**SHORT TASK**.
Go through the records and give each one again exactly.

(Data excerpts)
********************
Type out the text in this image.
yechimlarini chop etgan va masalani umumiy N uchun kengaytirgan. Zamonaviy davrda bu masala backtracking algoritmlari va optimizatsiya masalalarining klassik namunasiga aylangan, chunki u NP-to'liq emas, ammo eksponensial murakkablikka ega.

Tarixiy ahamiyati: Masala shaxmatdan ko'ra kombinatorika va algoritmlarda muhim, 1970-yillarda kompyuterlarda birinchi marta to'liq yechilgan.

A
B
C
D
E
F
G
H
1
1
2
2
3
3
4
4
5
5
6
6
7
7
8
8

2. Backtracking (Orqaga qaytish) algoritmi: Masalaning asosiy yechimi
********************
**TASK OUTPUT**.
Type out the text in this image.
yechimlarini chop etgan va masalani umumiy N uchun kengaytirgan. Zamonaviy davrda bu masala backtracking algoritmlari va optimizatsiya masalalarining klassik namunasiga aylangan, chunki u NP-to'liq emas, ammo eksponensial murakkablikka ega.

Tarixiy ahamiyati: Masala shaxmatdan ko'ra kombinatorika va algoritmlarda muhim, 1970-yillarda kompyuterlarda birinchi marta to'liq yechilgan.

A
B
C
D
E
F
G
H
1
1
2
2
3
3
4
4
5
5
6
6
7
7
8
8

2. Backtracking (Orqaga qaytish) algoritmi: Masalaning asosiy yechimi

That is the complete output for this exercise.